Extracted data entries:
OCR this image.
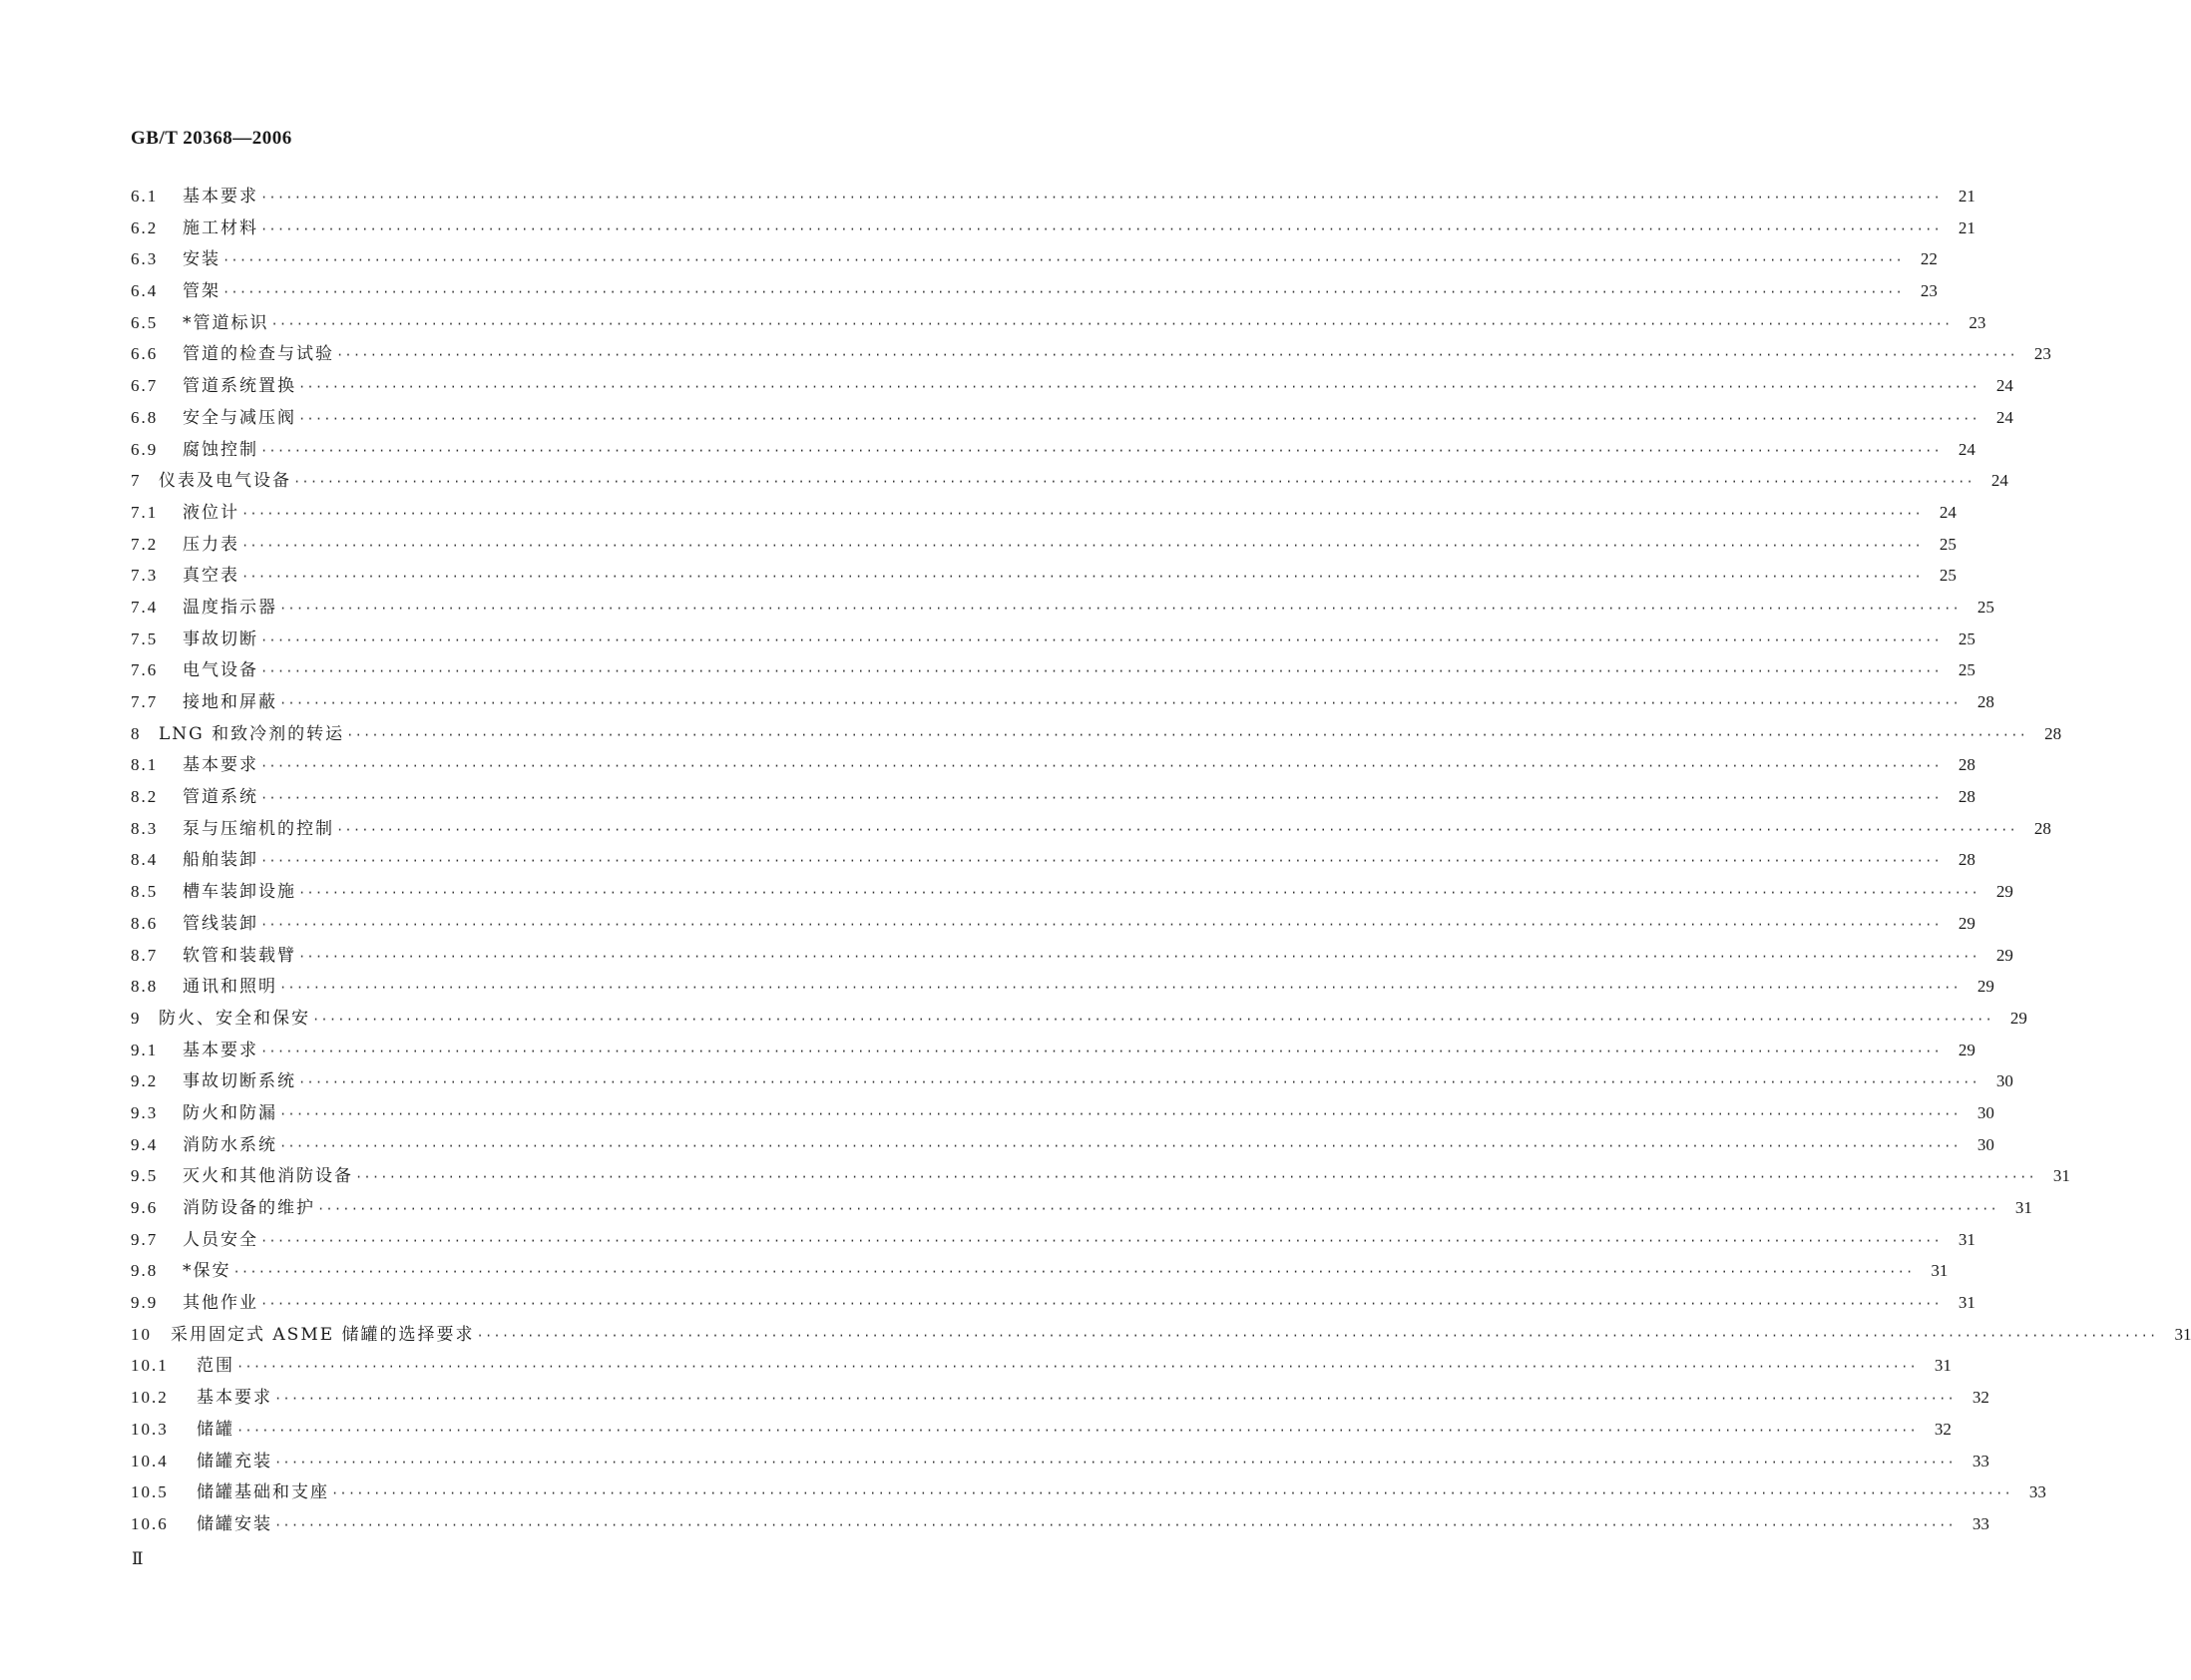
GB/T 20368—2006
6.1	基本要求 ········································································································································································································	21
6.2	施工材料 ········································································································································································································	21
6.3	安装 ········································································································································································································	22
6.4	管架 ········································································································································································································	23
6.5	*管道标识 ········································································································································································································	23
6.6	管道的检查与试验 ········································································································································································································	23
6.7	管道系统置换 ········································································································································································································	24
6.8	安全与减压阀 ········································································································································································································	24
6.9	腐蚀控制 ········································································································································································································	24
7	仪表及电气设备 ········································································································································································································	24
7.1	液位计 ········································································································································································································	24
7.2	压力表 ········································································································································································································	25
7.3	真空表 ········································································································································································································	25
7.4	温度指示器 ········································································································································································································	25
7.5	事故切断 ········································································································································································································	25
7.6	电气设备 ········································································································································································································	25
7.7	接地和屏蔽 ········································································································································································································	28
8	LNG 和致冷剂的转运 ········································································································································································································	28
8.1	基本要求 ········································································································································································································	28
8.2	管道系统 ········································································································································································································	28
8.3	泵与压缩机的控制 ········································································································································································································	28
8.4	船舶装卸 ········································································································································································································	28
8.5	槽车装卸设施 ········································································································································································································	29
8.6	管线装卸 ········································································································································································································	29
8.7	软管和装载臂 ········································································································································································································	29
8.8	通讯和照明 ········································································································································································································	29
9	防火、安全和保安 ········································································································································································································	29
9.1	基本要求 ········································································································································································································	29
9.2	事故切断系统 ········································································································································································································	30
9.3	防火和防漏 ········································································································································································································	30
9.4	消防水系统 ········································································································································································································	30
9.5	灭火和其他消防设备 ········································································································································································································	31
9.6	消防设备的维护 ········································································································································································································	31
9.7	人员安全 ········································································································································································································	31
9.8	*保安 ········································································································································································································	31
9.9	其他作业 ········································································································································································································	31
10	采用固定式 ASME 储罐的选择要求 ········································································································································································································	31
10.1	范围 ········································································································································································································	31
10.2	基本要求 ········································································································································································································	32
10.3	储罐 ········································································································································································································	32
10.4	储罐充装 ········································································································································································································	33
10.5	储罐基础和支座 ········································································································································································································	33
10.6	储罐安装 ········································································································································································································	33
Ⅱ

* Problem description *
Quote the material word for word, dropping any images it holds.

* The reply *
OCR this image.
GB/T 20368—2006
6.1	基本要求 ········································································································································································································	21
6.2	施工材料 ········································································································································································································	21
6.3	安装 ········································································································································································································	22
6.4	管架 ········································································································································································································	23
6.5	*管道标识 ········································································································································································································	23
6.6	管道的检查与试验 ········································································································································································································	23
6.7	管道系统置换 ········································································································································································································	24
6.8	安全与减压阀 ········································································································································································································	24
6.9	腐蚀控制 ········································································································································································································	24
7	仪表及电气设备 ········································································································································································································	24
7.1	液位计 ········································································································································································································	24
7.2	压力表 ········································································································································································································	25
7.3	真空表 ········································································································································································································	25
7.4	温度指示器 ········································································································································································································	25
7.5	事故切断 ········································································································································································································	25
7.6	电气设备 ········································································································································································································	25
7.7	接地和屏蔽 ········································································································································································································	28
8	LNG 和致冷剂的转运 ········································································································································································································	28
8.1	基本要求 ········································································································································································································	28
8.2	管道系统 ········································································································································································································	28
8.3	泵与压缩机的控制 ········································································································································································································	28
8.4	船舶装卸 ········································································································································································································	28
8.5	槽车装卸设施 ········································································································································································································	29
8.6	管线装卸 ········································································································································································································	29
8.7	软管和装载臂 ········································································································································································································	29
8.8	通讯和照明 ········································································································································································································	29
9	防火、安全和保安 ········································································································································································································	29
9.1	基本要求 ········································································································································································································	29
9.2	事故切断系统 ········································································································································································································	30
9.3	防火和防漏 ········································································································································································································	30
9.4	消防水系统 ········································································································································································································	30
9.5	灭火和其他消防设备 ········································································································································································································	31
9.6	消防设备的维护 ········································································································································································································	31
9.7	人员安全 ········································································································································································································	31
9.8	*保安 ········································································································································································································	31
9.9	其他作业 ········································································································································································································	31
10	采用固定式 ASME 储罐的选择要求 ········································································································································································································	31
10.1	范围 ········································································································································································································	31
10.2	基本要求 ········································································································································································································	32
10.3	储罐 ········································································································································································································	32
10.4	储罐充装 ········································································································································································································	33
10.5	储罐基础和支座 ········································································································································································································	33
10.6	储罐安装 ········································································································································································································	33
Ⅱ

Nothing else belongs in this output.